— Start Raw records —

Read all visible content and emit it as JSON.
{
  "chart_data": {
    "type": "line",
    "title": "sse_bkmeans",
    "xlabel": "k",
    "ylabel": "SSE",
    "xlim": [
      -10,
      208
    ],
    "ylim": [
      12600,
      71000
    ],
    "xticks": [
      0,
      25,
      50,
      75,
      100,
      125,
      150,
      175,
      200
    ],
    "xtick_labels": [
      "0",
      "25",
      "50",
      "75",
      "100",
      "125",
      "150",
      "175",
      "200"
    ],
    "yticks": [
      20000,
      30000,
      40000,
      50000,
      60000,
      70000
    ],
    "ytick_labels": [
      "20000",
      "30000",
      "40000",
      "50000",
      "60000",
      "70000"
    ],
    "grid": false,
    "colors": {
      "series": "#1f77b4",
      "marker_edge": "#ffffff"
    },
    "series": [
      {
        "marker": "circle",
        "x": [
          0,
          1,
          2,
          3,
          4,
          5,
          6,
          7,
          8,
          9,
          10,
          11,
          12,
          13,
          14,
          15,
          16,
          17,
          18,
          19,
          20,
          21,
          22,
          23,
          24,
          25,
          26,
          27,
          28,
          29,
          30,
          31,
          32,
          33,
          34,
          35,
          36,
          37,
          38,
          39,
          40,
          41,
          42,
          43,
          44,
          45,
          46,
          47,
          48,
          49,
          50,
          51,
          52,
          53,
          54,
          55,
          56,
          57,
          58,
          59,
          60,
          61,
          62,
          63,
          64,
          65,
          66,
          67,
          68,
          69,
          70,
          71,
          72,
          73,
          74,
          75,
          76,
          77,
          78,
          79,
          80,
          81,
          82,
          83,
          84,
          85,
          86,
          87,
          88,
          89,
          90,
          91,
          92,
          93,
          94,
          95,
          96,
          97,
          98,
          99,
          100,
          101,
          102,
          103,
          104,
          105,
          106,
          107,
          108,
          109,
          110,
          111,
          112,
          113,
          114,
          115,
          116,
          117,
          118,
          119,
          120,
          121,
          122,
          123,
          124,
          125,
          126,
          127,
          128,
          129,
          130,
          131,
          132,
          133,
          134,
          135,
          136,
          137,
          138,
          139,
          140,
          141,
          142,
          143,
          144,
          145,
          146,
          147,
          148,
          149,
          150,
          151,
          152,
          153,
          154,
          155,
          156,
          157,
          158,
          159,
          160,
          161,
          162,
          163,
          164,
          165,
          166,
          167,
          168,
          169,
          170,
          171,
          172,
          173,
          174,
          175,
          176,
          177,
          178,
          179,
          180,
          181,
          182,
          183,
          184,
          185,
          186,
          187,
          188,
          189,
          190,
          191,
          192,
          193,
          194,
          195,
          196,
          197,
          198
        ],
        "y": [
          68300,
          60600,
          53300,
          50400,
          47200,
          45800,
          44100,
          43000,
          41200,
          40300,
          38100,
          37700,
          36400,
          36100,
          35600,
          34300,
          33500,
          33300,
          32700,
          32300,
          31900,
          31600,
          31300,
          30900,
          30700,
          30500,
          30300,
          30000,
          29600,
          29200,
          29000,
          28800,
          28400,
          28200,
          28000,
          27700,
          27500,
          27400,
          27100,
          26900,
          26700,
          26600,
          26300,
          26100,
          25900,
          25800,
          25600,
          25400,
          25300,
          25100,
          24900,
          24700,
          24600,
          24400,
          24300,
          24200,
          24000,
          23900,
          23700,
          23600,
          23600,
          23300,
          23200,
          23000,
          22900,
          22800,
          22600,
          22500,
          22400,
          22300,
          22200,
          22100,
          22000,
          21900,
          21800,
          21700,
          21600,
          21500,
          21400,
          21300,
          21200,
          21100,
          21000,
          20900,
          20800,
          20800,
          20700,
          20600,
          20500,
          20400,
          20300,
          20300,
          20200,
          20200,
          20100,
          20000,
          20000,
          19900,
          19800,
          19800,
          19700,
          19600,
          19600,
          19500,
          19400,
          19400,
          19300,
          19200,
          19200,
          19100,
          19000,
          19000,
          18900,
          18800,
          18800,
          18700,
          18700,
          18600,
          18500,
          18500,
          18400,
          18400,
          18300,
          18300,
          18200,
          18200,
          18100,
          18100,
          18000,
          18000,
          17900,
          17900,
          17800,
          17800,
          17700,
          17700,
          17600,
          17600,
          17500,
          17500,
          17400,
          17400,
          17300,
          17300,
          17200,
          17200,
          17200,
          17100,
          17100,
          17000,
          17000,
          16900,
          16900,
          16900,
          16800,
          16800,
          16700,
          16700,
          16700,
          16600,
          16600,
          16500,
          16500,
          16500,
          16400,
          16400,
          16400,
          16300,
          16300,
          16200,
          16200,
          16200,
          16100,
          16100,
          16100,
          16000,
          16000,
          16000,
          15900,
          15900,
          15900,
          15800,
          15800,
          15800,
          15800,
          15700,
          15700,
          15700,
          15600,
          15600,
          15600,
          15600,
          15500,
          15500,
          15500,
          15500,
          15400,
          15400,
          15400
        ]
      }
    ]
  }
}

— End Raw records —

[Instructions to follow]: All the data must be duplicated exactly, with nothing added or removed.

[The solution]:
Read all visible content and emit it as JSON.
{
  "chart_data": {
    "type": "line",
    "title": "sse_bkmeans",
    "xlabel": "k",
    "ylabel": "SSE",
    "xlim": [
      -10,
      208
    ],
    "ylim": [
      12600,
      71000
    ],
    "xticks": [
      0,
      25,
      50,
      75,
      100,
      125,
      150,
      175,
      200
    ],
    "xtick_labels": [
      "0",
      "25",
      "50",
      "75",
      "100",
      "125",
      "150",
      "175",
      "200"
    ],
    "yticks": [
      20000,
      30000,
      40000,
      50000,
      60000,
      70000
    ],
    "ytick_labels": [
      "20000",
      "30000",
      "40000",
      "50000",
      "60000",
      "70000"
    ],
    "grid": false,
    "colors": {
      "series": "#1f77b4",
      "marker_edge": "#ffffff"
    },
    "series": [
      {
        "marker": "circle",
        "x": [
          0,
          1,
          2,
          3,
          4,
          5,
          6,
          7,
          8,
          9,
          10,
          11,
          12,
          13,
          14,
          15,
          16,
          17,
          18,
          19,
          20,
          21,
          22,
          23,
          24,
          25,
          26,
          27,
          28,
          29,
          30,
          31,
          32,
          33,
          34,
          35,
          36,
          37,
          38,
          39,
          40,
          41,
          42,
          43,
          44,
          45,
          46,
          47,
          48,
          49,
          50,
          51,
          52,
          53,
          54,
          55,
          56,
          57,
          58,
          59,
          60,
          61,
          62,
          63,
          64,
          65,
          66,
          67,
          68,
          69,
          70,
          71,
          72,
          73,
          74,
          75,
          76,
          77,
          78,
          79,
          80,
          81,
          82,
          83,
          84,
          85,
          86,
          87,
          88,
          89,
          90,
          91,
          92,
          93,
          94,
          95,
          96,
          97,
          98,
          99,
          100,
          101,
          102,
          103,
          104,
          105,
          106,
          107,
          108,
          109,
          110,
          111,
          112,
          113,
          114,
          115,
          116,
          117,
          118,
          119,
          120,
          121,
          122,
          123,
          124,
          125,
          126,
          127,
          128,
          129,
          130,
          131,
          132,
          133,
          134,
          135,
          136,
          137,
          138,
          139,
          140,
          141,
          142,
          143,
          144,
          145,
          146,
          147,
          148,
          149,
          150,
          151,
          152,
          153,
          154,
          155,
          156,
          157,
          158,
          159,
          160,
          161,
          162,
          163,
          164,
          165,
          166,
          167,
          168,
          169,
          170,
          171,
          172,
          173,
          174,
          175,
          176,
          177,
          178,
          179,
          180,
          181,
          182,
          183,
          184,
          185,
          186,
          187,
          188,
          189,
          190,
          191,
          192,
          193,
          194,
          195,
          196,
          197,
          198
        ],
        "y": [
          68300,
          60600,
          53300,
          50400,
          47200,
          45800,
          44100,
          43000,
          41200,
          40300,
          38100,
          37700,
          36400,
          36100,
          35600,
          34300,
          33500,
          33300,
          32700,
          32300,
          31900,
          31600,
          31300,
          30900,
          30700,
          30500,
          30300,
          30000,
          29600,
          29200,
          29000,
          28800,
          28400,
          28200,
          28000,
          27700,
          27500,
          27400,
          27100,
          26900,
          26700,
          26600,
          26300,
          26100,
          25900,
          25800,
          25600,
          25400,
          25300,
          25100,
          24900,
          24700,
          24600,
          24400,
          24300,
          24200,
          24000,
          23900,
          23700,
          23600,
          23600,
          23300,
          23200,
          23000,
          22900,
          22800,
          22600,
          22500,
          22400,
          22300,
          22200,
          22100,
          22000,
          21900,
          21800,
          21700,
          21600,
          21500,
          21400,
          21300,
          21200,
          21100,
          21000,
          20900,
          20800,
          20800,
          20700,
          20600,
          20500,
          20400,
          20300,
          20300,
          20200,
          20200,
          20100,
          20000,
          20000,
          19900,
          19800,
          19800,
          19700,
          19600,
          19600,
          19500,
          19400,
          19400,
          19300,
          19200,
          19200,
          19100,
          19000,
          19000,
          18900,
          18800,
          18800,
          18700,
          18700,
          18600,
          18500,
          18500,
          18400,
          18400,
          18300,
          18300,
          18200,
          18200,
          18100,
          18100,
          18000,
          18000,
          17900,
          17900,
          17800,
          17800,
          17700,
          17700,
          17600,
          17600,
          17500,
          17500,
          17400,
          17400,
          17300,
          17300,
          17200,
          17200,
          17200,
          17100,
          17100,
          17000,
          17000,
          16900,
          16900,
          16900,
          16800,
          16800,
          16700,
          16700,
          16700,
          16600,
          16600,
          16500,
          16500,
          16500,
          16400,
          16400,
          16400,
          16300,
          16300,
          16200,
          16200,
          16200,
          16100,
          16100,
          16100,
          16000,
          16000,
          16000,
          15900,
          15900,
          15900,
          15800,
          15800,
          15800,
          15800,
          15700,
          15700,
          15700,
          15600,
          15600,
          15600,
          15600,
          15500,
          15500,
          15500,
          15500,
          15400,
          15400,
          15400
        ]
      }
    ]
  }
}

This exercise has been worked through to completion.